* **PROBLEM REQUIREMENTS**: Here are some records. Copy each one exactly.

((

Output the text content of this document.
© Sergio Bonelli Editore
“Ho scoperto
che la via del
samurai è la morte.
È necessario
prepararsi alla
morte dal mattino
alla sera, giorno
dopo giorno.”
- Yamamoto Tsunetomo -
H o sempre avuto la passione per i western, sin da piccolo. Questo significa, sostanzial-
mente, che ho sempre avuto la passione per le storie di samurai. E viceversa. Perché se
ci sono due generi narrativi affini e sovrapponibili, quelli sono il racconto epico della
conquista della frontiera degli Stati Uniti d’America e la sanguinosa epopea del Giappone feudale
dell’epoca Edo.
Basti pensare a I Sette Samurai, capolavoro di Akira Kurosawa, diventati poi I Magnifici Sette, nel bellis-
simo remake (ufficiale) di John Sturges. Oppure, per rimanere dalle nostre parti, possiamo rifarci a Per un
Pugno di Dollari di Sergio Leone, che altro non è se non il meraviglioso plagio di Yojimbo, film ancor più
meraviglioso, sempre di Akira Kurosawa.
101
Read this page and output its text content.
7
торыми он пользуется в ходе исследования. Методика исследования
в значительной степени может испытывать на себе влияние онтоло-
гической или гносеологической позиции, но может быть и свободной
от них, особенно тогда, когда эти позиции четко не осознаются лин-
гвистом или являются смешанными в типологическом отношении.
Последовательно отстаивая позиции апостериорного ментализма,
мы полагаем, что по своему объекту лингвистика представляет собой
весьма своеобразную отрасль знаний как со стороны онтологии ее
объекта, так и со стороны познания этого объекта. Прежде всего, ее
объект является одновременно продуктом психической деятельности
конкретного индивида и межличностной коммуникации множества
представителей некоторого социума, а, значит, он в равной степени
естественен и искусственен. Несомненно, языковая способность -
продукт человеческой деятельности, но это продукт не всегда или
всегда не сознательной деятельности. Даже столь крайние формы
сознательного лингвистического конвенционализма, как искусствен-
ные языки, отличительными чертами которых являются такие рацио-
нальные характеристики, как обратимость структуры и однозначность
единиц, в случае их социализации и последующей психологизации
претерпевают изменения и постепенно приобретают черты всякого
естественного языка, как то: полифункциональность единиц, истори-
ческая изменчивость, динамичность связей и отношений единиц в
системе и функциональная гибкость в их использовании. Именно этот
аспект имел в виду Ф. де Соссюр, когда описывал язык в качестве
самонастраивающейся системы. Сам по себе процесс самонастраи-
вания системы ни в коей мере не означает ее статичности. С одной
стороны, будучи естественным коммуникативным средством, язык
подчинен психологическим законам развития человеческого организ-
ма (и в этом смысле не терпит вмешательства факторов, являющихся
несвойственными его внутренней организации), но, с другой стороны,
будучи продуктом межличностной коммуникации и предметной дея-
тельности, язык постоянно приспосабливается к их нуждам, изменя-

))

* **REPLY**:
Output the text content of this document.
© Sergio Bonelli Editore
“Ho scoperto
che la via del
samurai è la morte.
È necessario
prepararsi alla
morte dal mattino
alla sera, giorno
dopo giorno.”
- Yamamoto Tsunetomo -
H o sempre avuto la passione per i western, sin da piccolo. Questo significa, sostanzial-
mente, che ho sempre avuto la passione per le storie di samurai. E viceversa. Perché se
ci sono due generi narrativi affini e sovrapponibili, quelli sono il racconto epico della
conquista della frontiera degli Stati Uniti d’America e la sanguinosa epopea del Giappone feudale
dell’epoca Edo.
Basti pensare a I Sette Samurai, capolavoro di Akira Kurosawa, diventati poi I Magnifici Sette, nel bellis-
simo remake (ufficiale) di John Sturges. Oppure, per rimanere dalle nostre parti, possiamo rifarci a Per un
Pugno di Dollari di Sergio Leone, che altro non è se non il meraviglioso plagio di Yojimbo, film ancor più
meraviglioso, sempre di Akira Kurosawa.
101
Read this page and output its text content.
7
торыми он пользуется в ходе исследования. Методика исследования
в значительной степени может испытывать на себе влияние онтоло-
гической или гносеологической позиции, но может быть и свободной
от них, особенно тогда, когда эти позиции четко не осознаются лин-
гвистом или являются смешанными в типологическом отношении.
Последовательно отстаивая позиции апостериорного ментализма,
мы полагаем, что по своему объекту лингвистика представляет собой
весьма своеобразную отрасль знаний как со стороны онтологии ее
объекта, так и со стороны познания этого объекта. Прежде всего, ее
объект является одновременно продуктом психической деятельности
конкретного индивида и межличностной коммуникации множества
представителей некоторого социума, а, значит, он в равной степени
естественен и искусственен. Несомненно, языковая способность -
продукт человеческой деятельности, но это продукт не всегда или
всегда не сознательной деятельности. Даже столь крайние формы
сознательного лингвистического конвенционализма, как искусствен-
ные языки, отличительными чертами которых являются такие рацио-
нальные характеристики, как обратимость структуры и однозначность
единиц, в случае их социализации и последующей психологизации
претерпевают изменения и постепенно приобретают черты всякого
естественного языка, как то: полифункциональность единиц, истори-
ческая изменчивость, динамичность связей и отношений единиц в
системе и функциональная гибкость в их использовании. Именно этот
аспект имел в виду Ф. де Соссюр, когда описывал язык в качестве
самонастраивающейся системы. Сам по себе процесс самонастраи-
вания системы ни в коей мере не означает ее статичности. С одной
стороны, будучи естественным коммуникативным средством, язык
подчинен психологическим законам развития человеческого организ-
ма (и в этом смысле не терпит вмешательства факторов, являющихся
несвойственными его внутренней организации), но, с другой стороны,
будучи продуктом межличностной коммуникации и предметной дея-
тельности, язык постоянно приспосабливается к их нуждам, изменя-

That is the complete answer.